Convert the material from the line with "272, 1728, 329]" up to and including the line with "location-label: Our Location" into a JSON list of strings, one string per line and no entries for blank lines.

== TASK MATERIAL ==
....................

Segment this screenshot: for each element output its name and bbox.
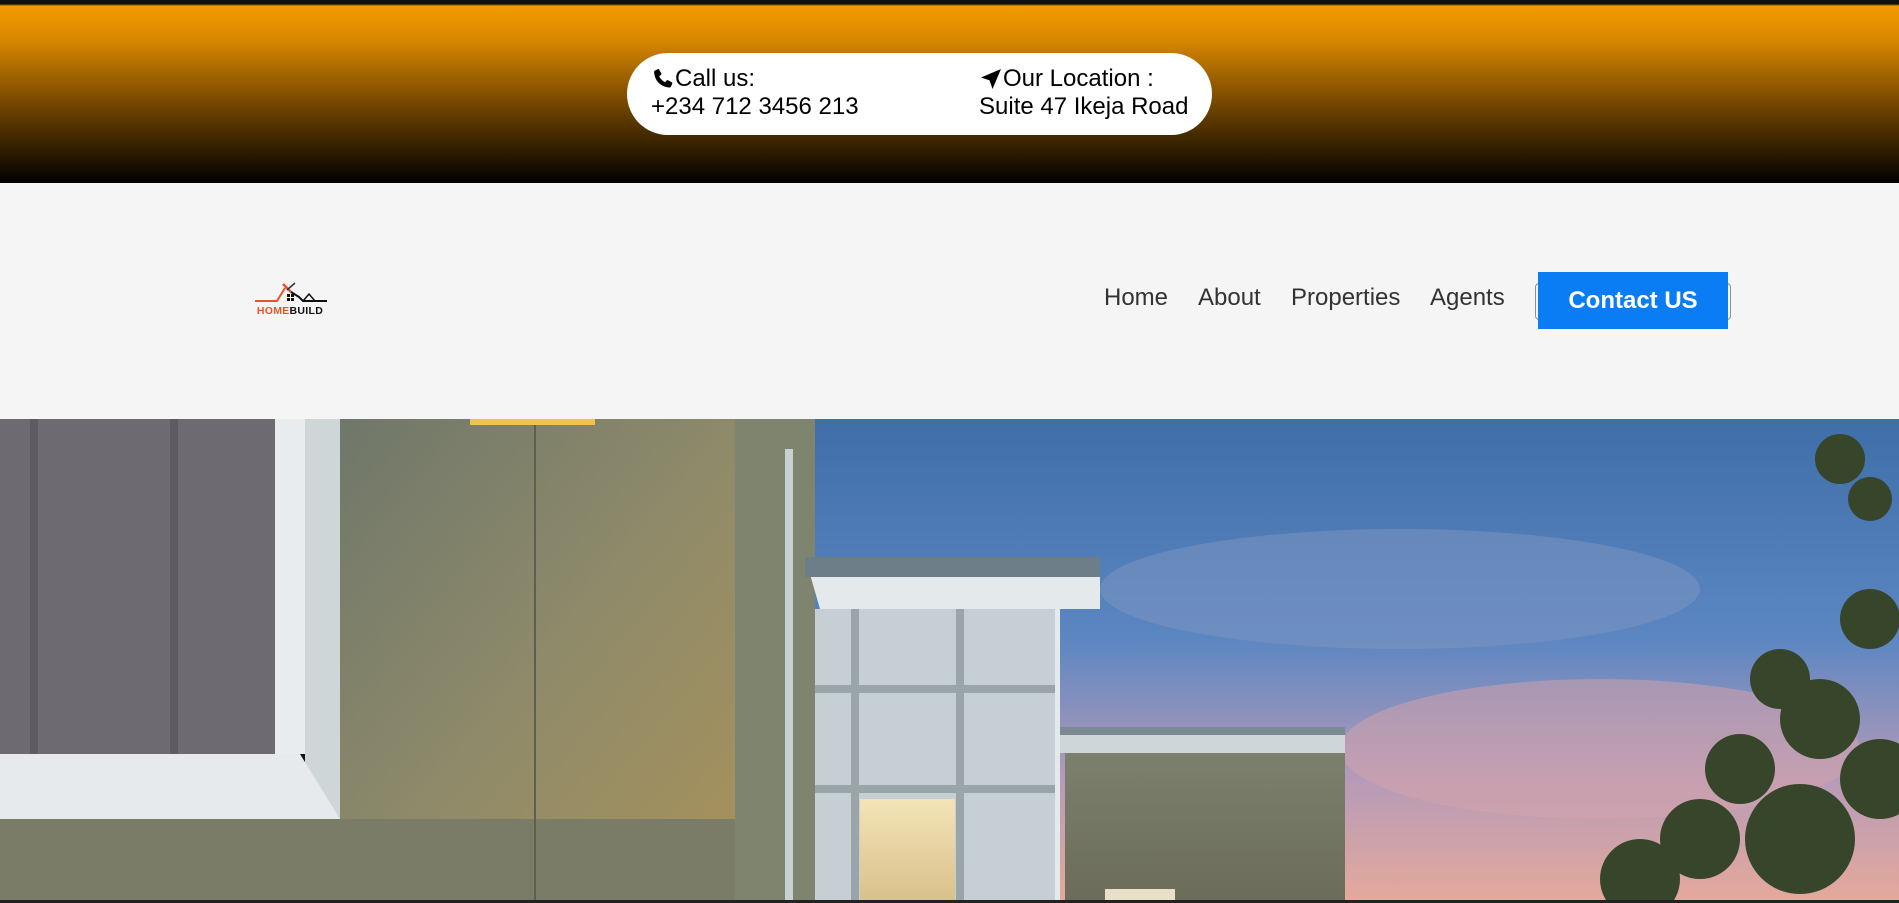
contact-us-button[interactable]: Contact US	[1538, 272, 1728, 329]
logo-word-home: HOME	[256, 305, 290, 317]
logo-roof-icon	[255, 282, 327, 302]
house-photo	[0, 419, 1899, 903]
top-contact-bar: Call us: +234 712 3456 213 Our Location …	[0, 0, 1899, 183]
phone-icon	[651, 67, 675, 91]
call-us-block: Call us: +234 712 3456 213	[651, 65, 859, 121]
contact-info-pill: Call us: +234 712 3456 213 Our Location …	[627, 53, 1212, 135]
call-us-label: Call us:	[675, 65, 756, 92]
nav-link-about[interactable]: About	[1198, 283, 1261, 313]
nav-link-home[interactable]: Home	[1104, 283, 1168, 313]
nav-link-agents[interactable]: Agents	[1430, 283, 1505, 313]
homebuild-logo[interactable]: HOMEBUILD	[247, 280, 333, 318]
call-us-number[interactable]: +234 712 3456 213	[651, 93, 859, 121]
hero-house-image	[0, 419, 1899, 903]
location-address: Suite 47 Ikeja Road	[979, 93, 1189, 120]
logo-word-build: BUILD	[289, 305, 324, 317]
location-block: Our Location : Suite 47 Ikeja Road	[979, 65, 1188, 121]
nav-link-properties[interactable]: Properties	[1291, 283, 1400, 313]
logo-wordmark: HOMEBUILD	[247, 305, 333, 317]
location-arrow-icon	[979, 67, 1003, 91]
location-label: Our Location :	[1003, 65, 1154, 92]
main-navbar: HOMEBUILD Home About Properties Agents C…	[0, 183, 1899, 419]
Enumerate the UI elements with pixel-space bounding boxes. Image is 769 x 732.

....................

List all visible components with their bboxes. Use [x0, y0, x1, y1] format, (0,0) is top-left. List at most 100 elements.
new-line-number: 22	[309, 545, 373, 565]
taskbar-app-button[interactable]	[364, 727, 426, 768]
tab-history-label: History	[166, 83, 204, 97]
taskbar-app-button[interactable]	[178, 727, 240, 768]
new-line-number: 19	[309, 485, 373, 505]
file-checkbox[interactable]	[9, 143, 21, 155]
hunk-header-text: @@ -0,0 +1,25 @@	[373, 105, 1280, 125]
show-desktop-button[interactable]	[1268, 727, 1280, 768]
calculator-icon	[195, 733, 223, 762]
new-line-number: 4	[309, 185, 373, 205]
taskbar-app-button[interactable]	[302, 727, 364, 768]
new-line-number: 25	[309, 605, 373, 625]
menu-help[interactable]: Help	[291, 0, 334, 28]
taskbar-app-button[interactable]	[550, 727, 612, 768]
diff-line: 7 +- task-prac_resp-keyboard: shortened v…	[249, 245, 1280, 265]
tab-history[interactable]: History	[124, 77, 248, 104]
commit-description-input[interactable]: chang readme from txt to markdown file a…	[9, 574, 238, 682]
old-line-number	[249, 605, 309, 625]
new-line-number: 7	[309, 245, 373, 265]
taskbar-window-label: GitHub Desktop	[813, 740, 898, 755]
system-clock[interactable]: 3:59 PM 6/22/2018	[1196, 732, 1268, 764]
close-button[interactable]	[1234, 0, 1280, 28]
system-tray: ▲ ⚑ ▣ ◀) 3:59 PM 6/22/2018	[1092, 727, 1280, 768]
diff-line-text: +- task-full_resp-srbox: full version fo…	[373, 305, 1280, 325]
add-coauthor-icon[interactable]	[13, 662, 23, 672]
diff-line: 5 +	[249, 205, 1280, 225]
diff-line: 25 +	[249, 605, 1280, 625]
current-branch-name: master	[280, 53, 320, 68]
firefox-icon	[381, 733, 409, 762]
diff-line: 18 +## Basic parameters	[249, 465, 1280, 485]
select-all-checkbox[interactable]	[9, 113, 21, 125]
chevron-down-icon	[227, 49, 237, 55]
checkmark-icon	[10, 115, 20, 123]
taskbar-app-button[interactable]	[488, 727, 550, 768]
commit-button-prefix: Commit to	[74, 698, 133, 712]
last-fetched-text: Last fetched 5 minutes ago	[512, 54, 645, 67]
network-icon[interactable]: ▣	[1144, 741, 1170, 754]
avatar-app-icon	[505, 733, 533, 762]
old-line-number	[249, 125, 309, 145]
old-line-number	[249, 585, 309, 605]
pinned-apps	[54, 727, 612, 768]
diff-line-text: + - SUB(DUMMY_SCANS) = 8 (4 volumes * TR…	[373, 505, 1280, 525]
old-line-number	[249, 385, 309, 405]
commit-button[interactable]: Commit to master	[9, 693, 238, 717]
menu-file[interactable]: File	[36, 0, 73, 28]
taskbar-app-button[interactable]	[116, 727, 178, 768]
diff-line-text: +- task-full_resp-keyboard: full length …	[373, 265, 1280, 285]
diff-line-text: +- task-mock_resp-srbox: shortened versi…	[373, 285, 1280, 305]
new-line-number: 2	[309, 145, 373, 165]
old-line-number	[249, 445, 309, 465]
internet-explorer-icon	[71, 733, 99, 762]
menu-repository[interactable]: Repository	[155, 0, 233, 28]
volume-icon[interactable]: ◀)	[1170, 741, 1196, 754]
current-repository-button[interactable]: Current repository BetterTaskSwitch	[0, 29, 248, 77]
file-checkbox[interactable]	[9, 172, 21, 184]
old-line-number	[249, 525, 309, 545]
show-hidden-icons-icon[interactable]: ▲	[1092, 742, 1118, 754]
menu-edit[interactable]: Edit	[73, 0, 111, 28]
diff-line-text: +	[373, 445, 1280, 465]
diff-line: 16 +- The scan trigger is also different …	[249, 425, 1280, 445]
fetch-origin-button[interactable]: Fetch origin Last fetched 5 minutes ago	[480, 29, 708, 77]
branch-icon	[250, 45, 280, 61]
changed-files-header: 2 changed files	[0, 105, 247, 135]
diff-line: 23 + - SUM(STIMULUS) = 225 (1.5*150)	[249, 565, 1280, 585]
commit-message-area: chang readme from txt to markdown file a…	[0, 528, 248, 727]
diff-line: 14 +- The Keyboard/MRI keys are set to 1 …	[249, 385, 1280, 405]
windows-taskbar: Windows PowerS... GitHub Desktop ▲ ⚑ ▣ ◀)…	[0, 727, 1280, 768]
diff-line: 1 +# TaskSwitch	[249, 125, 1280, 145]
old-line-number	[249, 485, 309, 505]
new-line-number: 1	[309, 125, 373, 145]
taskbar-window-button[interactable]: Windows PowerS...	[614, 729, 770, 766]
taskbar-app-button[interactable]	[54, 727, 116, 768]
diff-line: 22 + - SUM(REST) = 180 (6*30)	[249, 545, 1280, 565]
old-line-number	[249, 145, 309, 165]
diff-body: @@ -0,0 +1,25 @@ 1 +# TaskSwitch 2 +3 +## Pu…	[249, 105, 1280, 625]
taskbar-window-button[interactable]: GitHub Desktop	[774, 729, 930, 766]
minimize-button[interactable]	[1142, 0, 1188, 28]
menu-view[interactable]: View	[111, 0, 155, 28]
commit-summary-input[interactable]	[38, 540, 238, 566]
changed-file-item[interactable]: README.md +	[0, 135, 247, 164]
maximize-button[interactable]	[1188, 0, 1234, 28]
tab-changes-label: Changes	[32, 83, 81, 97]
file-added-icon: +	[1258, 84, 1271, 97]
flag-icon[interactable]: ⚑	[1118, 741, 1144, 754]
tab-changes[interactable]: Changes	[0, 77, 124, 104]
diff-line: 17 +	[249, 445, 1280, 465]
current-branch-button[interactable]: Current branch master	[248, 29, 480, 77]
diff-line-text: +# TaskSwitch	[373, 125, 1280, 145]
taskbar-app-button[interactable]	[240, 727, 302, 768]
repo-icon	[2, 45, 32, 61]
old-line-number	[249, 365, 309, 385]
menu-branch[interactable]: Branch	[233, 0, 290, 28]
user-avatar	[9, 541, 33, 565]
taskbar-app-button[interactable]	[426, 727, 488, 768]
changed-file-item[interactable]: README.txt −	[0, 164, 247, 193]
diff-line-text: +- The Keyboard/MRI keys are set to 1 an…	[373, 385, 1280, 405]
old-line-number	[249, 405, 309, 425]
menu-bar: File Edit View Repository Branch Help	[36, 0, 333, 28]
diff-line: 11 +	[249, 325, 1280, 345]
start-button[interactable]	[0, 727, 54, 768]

....................

== COMPLETED EXERCISE ==
[
  "contact-us-button[interactable]: Contact US\t[1538, 272, 1728, 329]",
  "logo-word-home: HOME\t[256, 305, 290, 317]",
  "logo-roof-icon\t[255, 282, 327, 302]",
  "house-photo\t[0, 419, 1899, 903]",
  "top-contact-bar: Call us: +234 712 3456 213 Our Location …\t[0, 0, 1899, 183]",
  "phone-icon\t[651, 67, 675, 91]",
  "call-us-block: Call us: +234 712 3456 213\t[651, 65, 859, 121]",
  "contact-info-pill: Call us: +234 712 3456 213 Our Location …\t[627, 53, 1212, 135]",
  "call-us-label: Call us:\t[675, 65, 756, 92]",
  "nav-link-about[interactable]: About\t[1198, 283, 1261, 313]",
  "nav-link-home[interactable]: Home\t[1104, 283, 1168, 313]",
  "nav-link-agents[interactable]: Agents\t[1430, 283, 1505, 313]",
  "homebuild-logo[interactable]: HOMEBUILD\t[247, 280, 333, 318]",
  "call-us-number[interactable]: +234 712 3456 213\t[651, 93, 859, 121]",
  "hero-house-image\t[0, 419, 1899, 903]",
  "location-address: Suite 47 Ikeja Road\t[979, 93, 1189, 120]",
  "logo-word-build: BUILD\t[289, 305, 324, 317]",
  "location-block: Our Location : Suite 47 Ikeja Road\t[979, 65, 1188, 121]",
  "nav-link-properties[interactable]: Properties\t[1291, 283, 1400, 313]",
  "logo-wordmark: HOMEBUILD\t[247, 305, 333, 317]",
  "location-arrow-icon\t[979, 67, 1003, 91]",
  "location-label: Our Location :\t[1003, 65, 1154, 92]"
]